PROBLEM DETAILS >>
Starting at the line that contains "1072, 1016, 1098]" and continuing to the end of the material, rewrite the lines as a numbered list, leaving out blank lines and the pictures.
.....
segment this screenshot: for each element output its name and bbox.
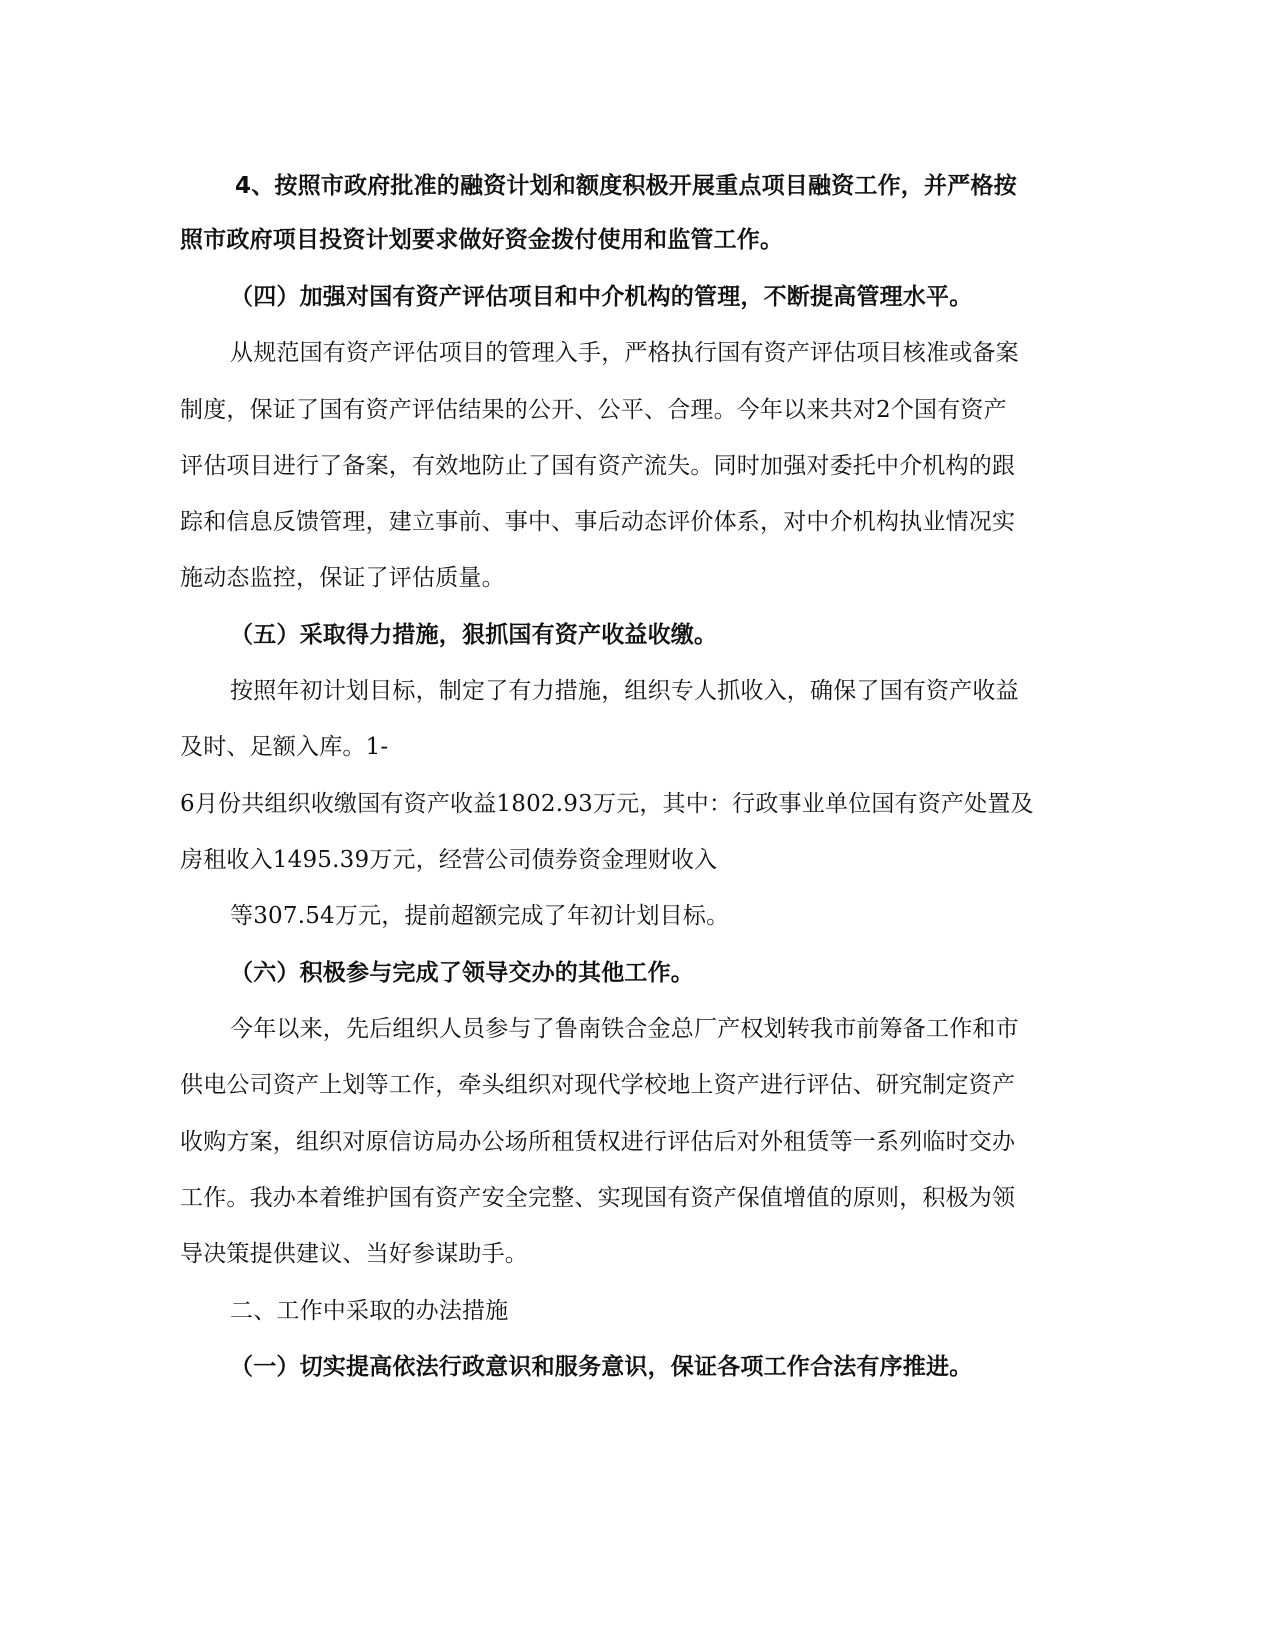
paragraph-line: 供电公司资产上划等工作，牵头组织对现代学校地上资产进行评估、研究制定资产	[180, 1072, 1016, 1098]
paragraph-line: 评估项目进行了备案，有效地防止了国有资产流失。同时加强对委托中介机构的跟	[180, 453, 1016, 479]
chapter-heading-2: 二、工作中采取的办法措施	[230, 1298, 509, 1324]
paragraph-line: 按照年初计划目标，制定了有力措施，组织专人抓收入，确保了国有资产收益	[230, 678, 1019, 704]
paragraph-line: 从规范国有资产评估项目的管理入手，严格执行国有资产评估项目核准或备案	[230, 340, 1019, 366]
paragraph-line: 房租收入1495.39万元，经营公司债券资金理财收入	[180, 847, 718, 873]
paragraph-line: 制度，保证了国有资产评估结果的公开、公平、合理。今年以来共对2个国有资产	[180, 397, 1007, 423]
section-heading-1: （一）切实提高依法行政意识和服务意识，保证各项工作合法有序推进。	[230, 1354, 973, 1380]
paragraph-line: 等307.54万元，提前超额完成了年初计划目标。	[230, 903, 730, 929]
numbered-item-4-line-1: 4、按照市政府批准的融资计划和额度积极开展重点项目融资工作，并严格按	[235, 173, 1017, 199]
paragraph-line: 及时、足额入库。1-	[180, 734, 389, 760]
paragraph-line: 工作。我办本着维护国有资产安全完整、实现国有资产保值增值的原则，积极为领	[180, 1185, 1016, 1211]
paragraph-line: 施动态监控，保证了评估质量。	[180, 565, 505, 591]
numbered-item-4-line-2: 照市政府项目投资计划要求做好资金拨付使用和监管工作。	[180, 227, 784, 253]
paragraph-line: 收购方案，组织对原信访局办公场所租赁权进行评估后对外租赁等一系列临时交办	[180, 1129, 1016, 1155]
section-heading-4: （四）加强对国有资产评估项目和中介机构的管理，不断提高管理水平。	[230, 284, 973, 310]
paragraph-line: 踪和信息反馈管理，建立事前、事中、事后动态评价体系，对中介机构执业情况实	[180, 509, 1016, 535]
section-heading-6: （六）积极参与完成了领导交办的其他工作。	[230, 960, 694, 986]
section-heading-5: （五）采取得力措施，狠抓国有资产收益收缴。	[230, 622, 718, 648]
paragraph-line: 今年以来，先后组织人员参与了鲁南铁合金总厂产权划转我市前筹备工作和市	[230, 1016, 1019, 1042]
paragraph-line: 6月份共组织收缴国有资产收益1802.93万元，其中：行政事业单位国有资产处置及	[180, 791, 1034, 817]
paragraph-line: 导决策提供建议、当好参谋助手。	[180, 1241, 528, 1267]
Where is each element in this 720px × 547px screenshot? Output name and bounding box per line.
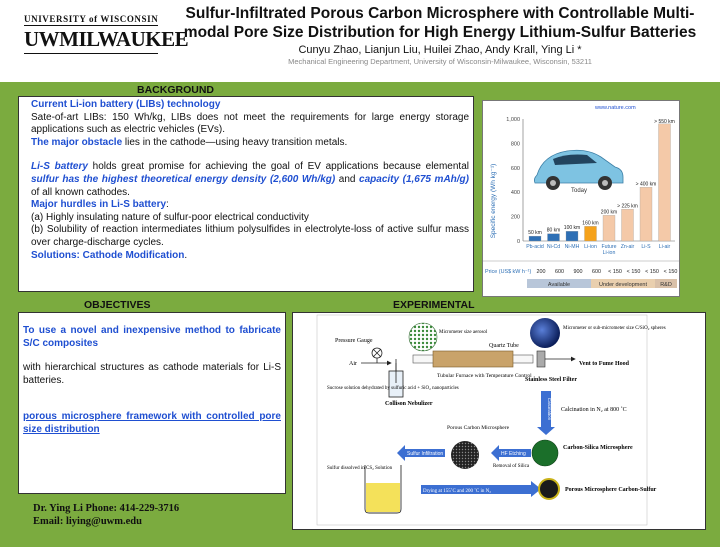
.....
SOLUTION TO THIS EXERCISE >>
1. paragraph-line: 供电公司资产上划等工作，牵头组织对现代学校地上资产进行评估、研究制定资产	[180, 1072, 1016, 1098]
2. paragraph-line: 评估项目进行了备案，有效地防止了国有资产流失。同时加强对委托中介机构的跟	[180, 453, 1016, 479]
3. chapter-heading-2: 二、工作中采取的办法措施	[230, 1298, 509, 1324]
4. paragraph-line: 按照年初计划目标，制定了有力措施，组织专人抓收入，确保了国有资产收益	[230, 678, 1019, 704]
5. paragraph-line: 从规范国有资产评估项目的管理入手，严格执行国有资产评估项目核准或备案	[230, 340, 1019, 366]
6. paragraph-line: 房租收入1495.39万元，经营公司债券资金理财收入	[180, 847, 718, 873]
7. paragraph-line: 制度，保证了国有资产评估结果的公开、公平、合理。今年以来共对2个国有资产	[180, 397, 1007, 423]
8. section-heading-1: （一）切实提高依法行政意识和服务意识，保证各项工作合法有序推进。	[230, 1354, 973, 1380]
9. paragraph-line: 等307.54万元，提前超额完成了年初计划目标。	[230, 903, 730, 929]
10. numbered-item-4-line-1: 4、按照市政府批准的融资计划和额度积极开展重点项目融资工作，并严格按	[235, 173, 1017, 199]
11. paragraph-line: 及时、足额入库。1-	[180, 734, 389, 760]
12. paragraph-line: 工作。我办本着维护国有资产安全完整、实现国有资产保值增值的原则，积极为领	[180, 1185, 1016, 1211]
13. paragraph-line: 施动态监控，保证了评估质量。	[180, 565, 505, 591]
14. numbered-item-4-line-2: 照市政府项目投资计划要求做好资金拨付使用和监管工作。	[180, 227, 784, 253]
15. paragraph-line: 收购方案，组织对原信访局办公场所租赁权进行评估后对外租赁等一系列临时交办	[180, 1129, 1016, 1155]
16. section-heading-4: （四）加强对国有资产评估项目和中介机构的管理，不断提高管理水平。	[230, 284, 973, 310]
17. paragraph-line: 踪和信息反馈管理，建立事前、事中、事后动态评价体系，对中介机构执业情况实	[180, 509, 1016, 535]
18. section-heading-6: （六）积极参与完成了领导交办的其他工作。	[230, 960, 694, 986]
19. section-heading-5: （五）采取得力措施，狠抓国有资产收益收缴。	[230, 622, 718, 648]
20. paragraph-line: 今年以来，先后组织人员参与了鲁南铁合金总厂产权划转我市前筹备工作和市	[230, 1016, 1019, 1042]
21. paragraph-line: 6月份共组织收缴国有资产收益1802.93万元，其中：行政事业单位国有资产处置及	[180, 791, 1034, 817]
22. paragraph-line: 导决策提供建议、当好参谋助手。	[180, 1241, 528, 1267]
23. Where is each element in this 720px × 547px screenshot? Output name and bounding box per line.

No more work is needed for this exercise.